◆ Passage given:
◆ ◆ ◆

Snapshotting Jobs

Snapshotting jobs (also known as Checkpoint/Restart), is a way to save the current state of a running job and continue its execution at a later point in time. This can be useful to overcome often imposed time limits or periods of maintenance where a cluster is not available. It can also be used to create regular snapshots of very long jobs to not loose the current progress in case something goes wrong. Some programs do have this functionality built into their code. Please inform yourself about this possibility as this is usually a much safer way to create snapshots. If this is not the case, keep on reading.

DMTCP

DMTCP (Distributed MultiThreaded CheckPointing) is a tool to create snapshots of currently running jobs. This is achieved by saving the current memory state to a checkpoint file. This file can then be used to continue the job.

Current limitations

At this point DMTCP reliably only works for non-MPI codes, i.e. multi-threaded codes using OpenMP or pthreads etc., even though MPI codes are officially supported. There are ongoing efforts to re-implement the support for MPI codes. The project is called MANA and is in active development. However, at this point the code is highly tailored for the usage at NERSC. At a future point MANA will be merged into the official DMTCP code base.

Installation

If not available on your site, installation should be done by an administrator. A viable option is to use Easybuild as an easyconfig-file for DMTCP is available.

Manual usage

Here we assume you have direct access to a compute node via SSH, using e.g. an interactive job session and all DMTCP commands are available in your environment.

◆ ◆ ◆

◆ Short task 1: For each statement below, say yes or no depending on whether it agrees with the page on snapshotting jobs, and quote the words of the page that decide it. (a) DMTCP currently works reliably for MPI codes. (b) Easybuild offers an easyconfig-file for DMTCP. (c) Snapshot functionality built into a program is usually the safer way to create snapshots.
◆ Short task 2: Restate as a short list the paragraph of the page on snapshotting jobs that begins "At this point DMTCP reliably", keeping its main facts.
◆ Short task 3: From the page on snapshotting jobs, extract the part that opens with the words containing "Snapshotting jobs (also" and closes with "continue the job.".

◆ ◆ ◆

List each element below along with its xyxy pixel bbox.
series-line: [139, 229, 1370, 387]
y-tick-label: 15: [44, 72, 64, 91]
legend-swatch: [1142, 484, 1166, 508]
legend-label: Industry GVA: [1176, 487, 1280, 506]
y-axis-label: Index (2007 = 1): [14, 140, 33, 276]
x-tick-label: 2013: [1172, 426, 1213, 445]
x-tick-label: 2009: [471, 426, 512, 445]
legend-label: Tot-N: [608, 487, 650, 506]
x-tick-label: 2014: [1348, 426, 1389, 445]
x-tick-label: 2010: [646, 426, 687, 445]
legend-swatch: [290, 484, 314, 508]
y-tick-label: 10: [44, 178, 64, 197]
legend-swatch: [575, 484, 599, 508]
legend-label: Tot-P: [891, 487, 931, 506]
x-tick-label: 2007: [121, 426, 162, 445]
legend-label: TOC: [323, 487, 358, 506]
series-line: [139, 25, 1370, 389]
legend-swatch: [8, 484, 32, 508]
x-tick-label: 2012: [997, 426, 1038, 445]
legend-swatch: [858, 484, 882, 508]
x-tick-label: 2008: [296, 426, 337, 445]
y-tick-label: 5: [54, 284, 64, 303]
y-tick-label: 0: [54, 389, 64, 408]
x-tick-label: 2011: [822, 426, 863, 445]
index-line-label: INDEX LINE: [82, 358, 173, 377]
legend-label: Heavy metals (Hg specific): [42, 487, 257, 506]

◆ ◆ ◆

◆ Solution 1:
(a) No: "At this point DMTCP reliably only works for non-MPI codes"
(b) Yes: "A viable option is to use Easybuild as an easyconfig-file for DMTCP is available."
(c) Yes: "Please inform yourself about this possibility as this is usually a much safer way to create snapshots."

◆ Solution 2:
- DMTCP currently works reliably only for non-MPI codes, such as multi-threaded codes using OpenMP or pthreads, although MPI codes are officially supported.
- A project called MANA, in active development, is re-implementing MPI support.
- MANA's code is currently highly tailored for use at NERSC.
- MANA will later be merged into the official DMTCP code base.

◆ Solution 3:
Snapshotting jobs (also known as Checkpoint/Restart), is a way to save the current state of a running job and continue its execution at a later point in time. This can be useful to overcome often imposed time limits or periods of maintenance where a cluster is not available. It can also be used to create regular snapshots of very long jobs to not loose the current progress in case something goes wrong. Some programs do have this functionality built into their code. Please inform yourself about this possibility as this is usually a much safer way to create snapshots. If this is not the case, keep on reading.

DMTCP

DMTCP (Distributed MultiThreaded CheckPointing) is a tool to create snapshots of currently running jobs. This is achieved by saving the current memory state to a checkpoint file. This file can then be used to continue the job.